### PROMPT:
Please give the listing again, word for word, with nothing left out.

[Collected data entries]
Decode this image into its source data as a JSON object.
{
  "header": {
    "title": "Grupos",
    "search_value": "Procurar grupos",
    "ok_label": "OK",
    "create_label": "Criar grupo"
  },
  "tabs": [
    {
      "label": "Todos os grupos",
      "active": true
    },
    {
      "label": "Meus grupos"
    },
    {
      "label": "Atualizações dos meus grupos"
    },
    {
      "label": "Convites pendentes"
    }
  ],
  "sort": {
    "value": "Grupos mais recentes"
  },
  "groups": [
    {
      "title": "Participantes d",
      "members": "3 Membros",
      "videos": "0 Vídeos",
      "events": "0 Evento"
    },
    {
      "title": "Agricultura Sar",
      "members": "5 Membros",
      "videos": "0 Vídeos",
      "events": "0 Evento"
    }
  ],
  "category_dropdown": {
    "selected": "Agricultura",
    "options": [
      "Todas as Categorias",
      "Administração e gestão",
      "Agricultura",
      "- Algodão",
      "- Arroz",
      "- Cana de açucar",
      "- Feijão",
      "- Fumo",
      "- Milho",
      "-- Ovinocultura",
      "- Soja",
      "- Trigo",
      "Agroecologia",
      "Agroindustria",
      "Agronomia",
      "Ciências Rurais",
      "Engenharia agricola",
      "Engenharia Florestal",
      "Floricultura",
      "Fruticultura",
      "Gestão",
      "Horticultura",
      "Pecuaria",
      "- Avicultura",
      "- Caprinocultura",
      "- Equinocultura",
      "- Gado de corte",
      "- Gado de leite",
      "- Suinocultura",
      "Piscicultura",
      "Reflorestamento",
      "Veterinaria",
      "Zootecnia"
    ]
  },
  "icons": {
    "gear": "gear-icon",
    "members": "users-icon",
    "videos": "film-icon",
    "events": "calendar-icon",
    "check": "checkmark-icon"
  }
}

### THE SOLUTION:
Decode this image into its source data as a JSON object.
{
  "header": {
    "title": "Grupos",
    "search_value": "Procurar grupos",
    "ok_label": "OK",
    "create_label": "Criar grupo"
  },
  "tabs": [
    {
      "label": "Todos os grupos",
      "active": true
    },
    {
      "label": "Meus grupos"
    },
    {
      "label": "Atualizações dos meus grupos"
    },
    {
      "label": "Convites pendentes"
    }
  ],
  "sort": {
    "value": "Grupos mais recentes"
  },
  "groups": [
    {
      "title": "Participantes d",
      "members": "3 Membros",
      "videos": "0 Vídeos",
      "events": "0 Evento"
    },
    {
      "title": "Agricultura Sar",
      "members": "5 Membros",
      "videos": "0 Vídeos",
      "events": "0 Evento"
    }
  ],
  "category_dropdown": {
    "selected": "Agricultura",
    "options": [
      "Todas as Categorias",
      "Administração e gestão",
      "Agricultura",
      "- Algodão",
      "- Arroz",
      "- Cana de açucar",
      "- Feijão",
      "- Fumo",
      "- Milho",
      "-- Ovinocultura",
      "- Soja",
      "- Trigo",
      "Agroecologia",
      "Agroindustria",
      "Agronomia",
      "Ciências Rurais",
      "Engenharia agricola",
      "Engenharia Florestal",
      "Floricultura",
      "Fruticultura",
      "Gestão",
      "Horticultura",
      "Pecuaria",
      "- Avicultura",
      "- Caprinocultura",
      "- Equinocultura",
      "- Gado de corte",
      "- Gado de leite",
      "- Suinocultura",
      "Piscicultura",
      "Reflorestamento",
      "Veterinaria",
      "Zootecnia"
    ]
  },
  "icons": {
    "gear": "gear-icon",
    "members": "users-icon",
    "videos": "film-icon",
    "events": "calendar-icon",
    "check": "checkmark-icon"
  }
}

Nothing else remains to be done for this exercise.